* Set exercise *
Reproduce all the entries exactly.

>>>>

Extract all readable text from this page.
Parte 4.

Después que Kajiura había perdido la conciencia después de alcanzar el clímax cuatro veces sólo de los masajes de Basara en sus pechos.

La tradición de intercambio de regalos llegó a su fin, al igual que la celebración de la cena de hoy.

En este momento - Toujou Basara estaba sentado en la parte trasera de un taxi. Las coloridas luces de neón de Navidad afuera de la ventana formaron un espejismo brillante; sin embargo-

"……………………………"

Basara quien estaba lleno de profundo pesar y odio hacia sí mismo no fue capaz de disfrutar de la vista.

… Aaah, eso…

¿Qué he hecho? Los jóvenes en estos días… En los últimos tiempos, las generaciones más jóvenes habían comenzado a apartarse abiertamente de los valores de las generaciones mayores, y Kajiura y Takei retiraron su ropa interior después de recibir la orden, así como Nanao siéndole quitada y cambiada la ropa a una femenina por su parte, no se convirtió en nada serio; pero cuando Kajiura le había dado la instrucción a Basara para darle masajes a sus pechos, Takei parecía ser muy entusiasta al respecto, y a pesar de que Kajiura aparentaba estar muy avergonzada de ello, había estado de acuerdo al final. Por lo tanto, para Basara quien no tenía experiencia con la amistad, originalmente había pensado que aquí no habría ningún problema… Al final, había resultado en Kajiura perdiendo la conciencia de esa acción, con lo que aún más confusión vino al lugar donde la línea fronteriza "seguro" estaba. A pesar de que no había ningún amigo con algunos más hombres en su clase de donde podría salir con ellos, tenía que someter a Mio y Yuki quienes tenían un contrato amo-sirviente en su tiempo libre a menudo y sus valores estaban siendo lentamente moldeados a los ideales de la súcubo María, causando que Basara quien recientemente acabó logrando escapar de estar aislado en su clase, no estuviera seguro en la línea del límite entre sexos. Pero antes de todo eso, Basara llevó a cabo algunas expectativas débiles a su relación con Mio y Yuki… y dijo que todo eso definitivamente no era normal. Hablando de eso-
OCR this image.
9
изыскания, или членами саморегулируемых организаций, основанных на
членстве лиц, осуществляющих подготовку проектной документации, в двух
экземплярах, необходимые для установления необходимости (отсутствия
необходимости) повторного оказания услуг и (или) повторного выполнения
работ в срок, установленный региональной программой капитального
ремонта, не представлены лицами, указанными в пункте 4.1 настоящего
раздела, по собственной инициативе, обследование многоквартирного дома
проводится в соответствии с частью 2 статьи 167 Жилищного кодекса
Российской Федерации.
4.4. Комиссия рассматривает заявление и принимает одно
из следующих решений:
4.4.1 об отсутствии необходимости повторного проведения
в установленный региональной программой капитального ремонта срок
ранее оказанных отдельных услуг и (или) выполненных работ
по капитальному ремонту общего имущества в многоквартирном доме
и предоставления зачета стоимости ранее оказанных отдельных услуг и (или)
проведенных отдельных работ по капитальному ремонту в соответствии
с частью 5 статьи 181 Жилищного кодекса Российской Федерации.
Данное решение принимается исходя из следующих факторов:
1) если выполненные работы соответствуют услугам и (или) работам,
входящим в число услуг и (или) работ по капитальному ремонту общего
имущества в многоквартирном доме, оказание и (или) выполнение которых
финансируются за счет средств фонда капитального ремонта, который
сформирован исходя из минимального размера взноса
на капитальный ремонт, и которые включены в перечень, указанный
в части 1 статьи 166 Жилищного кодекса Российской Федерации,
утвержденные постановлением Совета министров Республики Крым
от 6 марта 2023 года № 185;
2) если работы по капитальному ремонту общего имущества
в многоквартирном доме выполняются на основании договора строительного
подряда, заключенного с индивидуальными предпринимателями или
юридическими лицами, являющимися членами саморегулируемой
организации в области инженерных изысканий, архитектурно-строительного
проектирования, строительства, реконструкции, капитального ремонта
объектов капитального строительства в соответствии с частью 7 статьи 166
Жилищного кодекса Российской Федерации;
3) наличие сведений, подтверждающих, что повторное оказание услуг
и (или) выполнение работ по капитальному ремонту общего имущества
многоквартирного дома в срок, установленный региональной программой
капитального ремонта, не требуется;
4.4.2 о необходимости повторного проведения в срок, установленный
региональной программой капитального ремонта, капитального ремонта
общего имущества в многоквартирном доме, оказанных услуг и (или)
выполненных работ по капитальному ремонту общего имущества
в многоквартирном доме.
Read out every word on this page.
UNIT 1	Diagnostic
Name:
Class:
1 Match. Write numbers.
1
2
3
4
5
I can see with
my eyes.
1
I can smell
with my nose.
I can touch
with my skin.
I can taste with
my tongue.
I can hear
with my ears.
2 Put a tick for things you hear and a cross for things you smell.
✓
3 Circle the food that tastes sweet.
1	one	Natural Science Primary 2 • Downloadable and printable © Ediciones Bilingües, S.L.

<<<<

* Full response *
Extract all readable text from this page.
Parte 4.

Después que Kajiura había perdido la conciencia después de alcanzar el clímax cuatro veces sólo de los masajes de Basara en sus pechos.

La tradición de intercambio de regalos llegó a su fin, al igual que la celebración de la cena de hoy.

En este momento - Toujou Basara estaba sentado en la parte trasera de un taxi. Las coloridas luces de neón de Navidad afuera de la ventana formaron un espejismo brillante; sin embargo-

"……………………………"

Basara quien estaba lleno de profundo pesar y odio hacia sí mismo no fue capaz de disfrutar de la vista.

… Aaah, eso…

¿Qué he hecho? Los jóvenes en estos días… En los últimos tiempos, las generaciones más jóvenes habían comenzado a apartarse abiertamente de los valores de las generaciones mayores, y Kajiura y Takei retiraron su ropa interior después de recibir la orden, así como Nanao siéndole quitada y cambiada la ropa a una femenina por su parte, no se convirtió en nada serio; pero cuando Kajiura le había dado la instrucción a Basara para darle masajes a sus pechos, Takei parecía ser muy entusiasta al respecto, y a pesar de que Kajiura aparentaba estar muy avergonzada de ello, había estado de acuerdo al final. Por lo tanto, para Basara quien no tenía experiencia con la amistad, originalmente había pensado que aquí no habría ningún problema… Al final, había resultado en Kajiura perdiendo la conciencia de esa acción, con lo que aún más confusión vino al lugar donde la línea fronteriza "seguro" estaba. A pesar de que no había ningún amigo con algunos más hombres en su clase de donde podría salir con ellos, tenía que someter a Mio y Yuki quienes tenían un contrato amo-sirviente en su tiempo libre a menudo y sus valores estaban siendo lentamente moldeados a los ideales de la súcubo María, causando que Basara quien recientemente acabó logrando escapar de estar aislado en su clase, no estuviera seguro en la línea del límite entre sexos. Pero antes de todo eso, Basara llevó a cabo algunas expectativas débiles a su relación con Mio y Yuki… y dijo que todo eso definitivamente no era normal. Hablando de eso-
OCR this image.
9
изыскания, или членами саморегулируемых организаций, основанных на
членстве лиц, осуществляющих подготовку проектной документации, в двух
экземплярах, необходимые для установления необходимости (отсутствия
необходимости) повторного оказания услуг и (или) повторного выполнения
работ в срок, установленный региональной программой капитального
ремонта, не представлены лицами, указанными в пункте 4.1 настоящего
раздела, по собственной инициативе, обследование многоквартирного дома
проводится в соответствии с частью 2 статьи 167 Жилищного кодекса
Российской Федерации.
4.4. Комиссия рассматривает заявление и принимает одно
из следующих решений:
4.4.1 об отсутствии необходимости повторного проведения
в установленный региональной программой капитального ремонта срок
ранее оказанных отдельных услуг и (или) выполненных работ
по капитальному ремонту общего имущества в многоквартирном доме
и предоставления зачета стоимости ранее оказанных отдельных услуг и (или)
проведенных отдельных работ по капитальному ремонту в соответствии
с частью 5 статьи 181 Жилищного кодекса Российской Федерации.
Данное решение принимается исходя из следующих факторов:
1) если выполненные работы соответствуют услугам и (или) работам,
входящим в число услуг и (или) работ по капитальному ремонту общего
имущества в многоквартирном доме, оказание и (или) выполнение которых
финансируются за счет средств фонда капитального ремонта, который
сформирован исходя из минимального размера взноса
на капитальный ремонт, и которые включены в перечень, указанный
в части 1 статьи 166 Жилищного кодекса Российской Федерации,
утвержденные постановлением Совета министров Республики Крым
от 6 марта 2023 года № 185;
2) если работы по капитальному ремонту общего имущества
в многоквартирном доме выполняются на основании договора строительного
подряда, заключенного с индивидуальными предпринимателями или
юридическими лицами, являющимися членами саморегулируемой
организации в области инженерных изысканий, архитектурно-строительного
проектирования, строительства, реконструкции, капитального ремонта
объектов капитального строительства в соответствии с частью 7 статьи 166
Жилищного кодекса Российской Федерации;
3) наличие сведений, подтверждающих, что повторное оказание услуг
и (или) выполнение работ по капитальному ремонту общего имущества
многоквартирного дома в срок, установленный региональной программой
капитального ремонта, не требуется;
4.4.2 о необходимости повторного проведения в срок, установленный
региональной программой капитального ремонта, капитального ремонта
общего имущества в многоквартирном доме, оказанных услуг и (или)
выполненных работ по капитальному ремонту общего имущества
в многоквартирном доме.
Read out every word on this page.
UNIT 1	Diagnostic
Name:
Class:
1 Match. Write numbers.
1
2
3
4
5
I can see with
my eyes.
1
I can smell
with my nose.
I can touch
with my skin.
I can taste with
my tongue.
I can hear
with my ears.
2 Put a tick for things you hear and a cross for things you smell.
✓
3 Circle the food that tastes sweet.
1	one	Natural Science Primary 2 • Downloadable and printable © Ediciones Bilingües, S.L.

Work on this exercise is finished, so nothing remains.